_Dataset excerpts_
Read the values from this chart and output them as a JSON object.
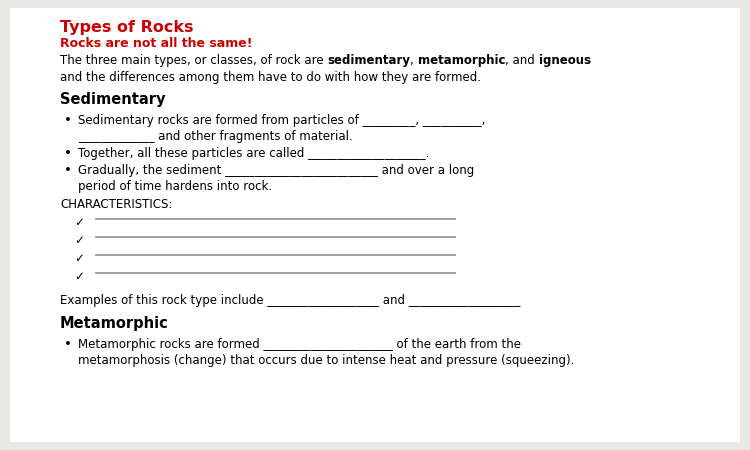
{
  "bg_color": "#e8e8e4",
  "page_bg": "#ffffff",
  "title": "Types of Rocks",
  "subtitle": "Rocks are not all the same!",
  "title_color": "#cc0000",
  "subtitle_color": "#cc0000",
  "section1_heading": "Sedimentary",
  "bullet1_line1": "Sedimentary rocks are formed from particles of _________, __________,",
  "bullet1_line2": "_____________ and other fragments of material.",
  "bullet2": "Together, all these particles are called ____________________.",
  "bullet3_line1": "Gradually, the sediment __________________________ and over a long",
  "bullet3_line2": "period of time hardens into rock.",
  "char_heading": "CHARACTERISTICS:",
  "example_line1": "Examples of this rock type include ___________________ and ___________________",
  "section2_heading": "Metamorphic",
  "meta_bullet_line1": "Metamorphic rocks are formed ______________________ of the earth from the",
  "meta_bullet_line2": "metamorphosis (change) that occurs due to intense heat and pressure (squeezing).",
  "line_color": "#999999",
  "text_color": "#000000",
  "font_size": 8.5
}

* * *

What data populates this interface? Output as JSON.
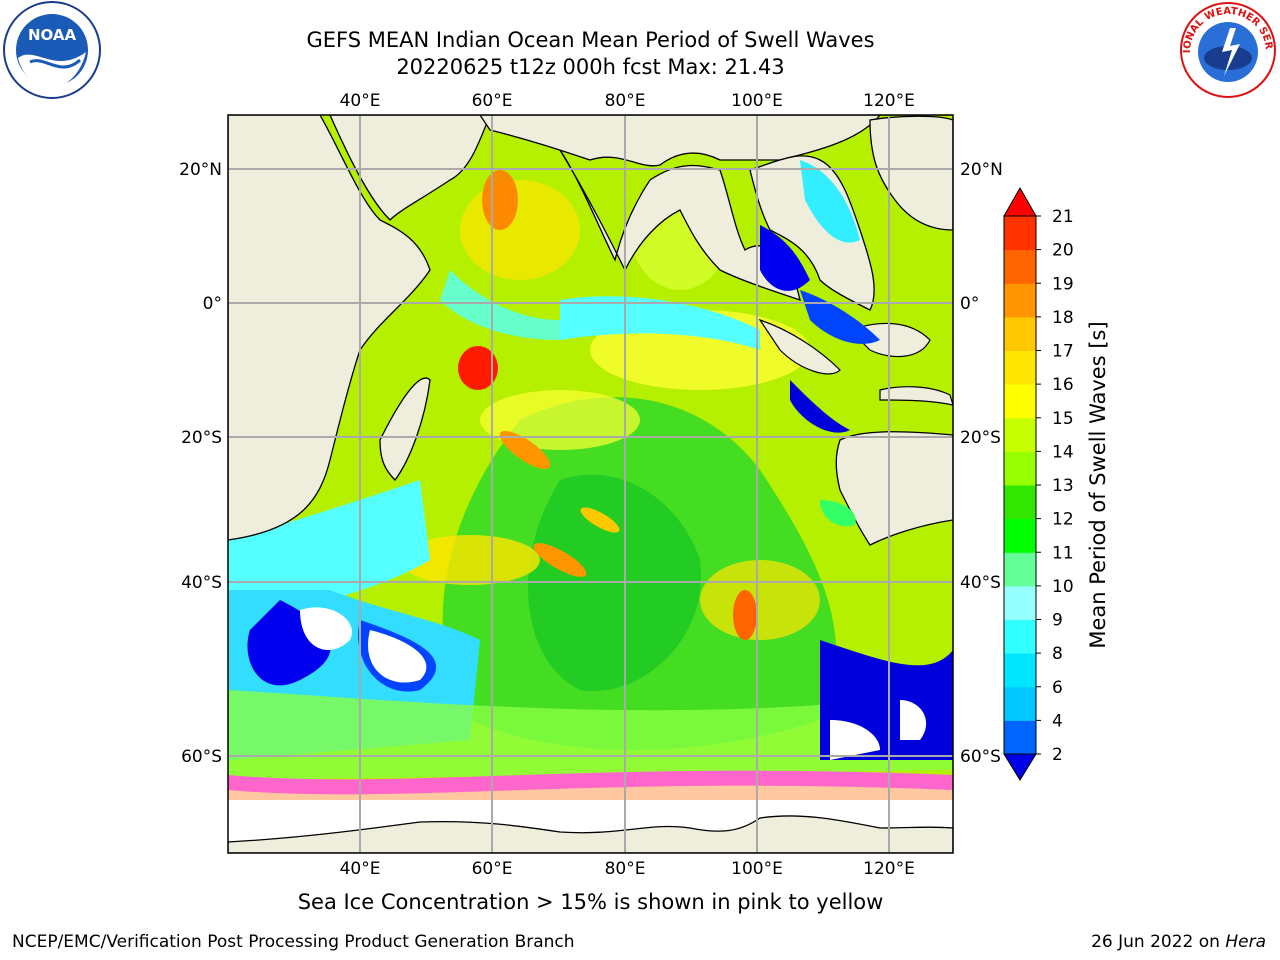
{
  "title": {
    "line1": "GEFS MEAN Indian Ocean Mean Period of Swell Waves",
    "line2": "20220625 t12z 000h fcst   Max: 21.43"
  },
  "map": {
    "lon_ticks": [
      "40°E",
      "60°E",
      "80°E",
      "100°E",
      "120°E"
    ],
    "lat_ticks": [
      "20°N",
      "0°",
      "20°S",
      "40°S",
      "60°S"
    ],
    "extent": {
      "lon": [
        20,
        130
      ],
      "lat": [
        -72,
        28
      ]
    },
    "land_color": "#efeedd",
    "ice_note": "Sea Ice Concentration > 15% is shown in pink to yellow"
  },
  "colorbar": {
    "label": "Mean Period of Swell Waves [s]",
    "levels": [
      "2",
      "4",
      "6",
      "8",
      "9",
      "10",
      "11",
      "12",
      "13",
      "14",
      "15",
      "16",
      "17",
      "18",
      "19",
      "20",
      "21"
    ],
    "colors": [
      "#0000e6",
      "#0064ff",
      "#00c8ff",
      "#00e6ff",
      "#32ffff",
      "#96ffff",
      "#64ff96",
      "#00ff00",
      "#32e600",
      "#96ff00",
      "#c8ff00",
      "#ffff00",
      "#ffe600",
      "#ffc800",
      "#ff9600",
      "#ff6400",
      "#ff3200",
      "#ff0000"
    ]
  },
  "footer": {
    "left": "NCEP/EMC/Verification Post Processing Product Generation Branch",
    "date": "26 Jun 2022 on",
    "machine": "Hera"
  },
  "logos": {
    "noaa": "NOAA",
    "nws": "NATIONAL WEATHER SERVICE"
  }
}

_What to do_
Search the data for "Sedimentary". Copy every line that has it.

_Exercise output_
  "section1_heading": "Sedimentary",
  "bullet1_line1": "Sedimentary rocks are formed from particles of _________, __________,",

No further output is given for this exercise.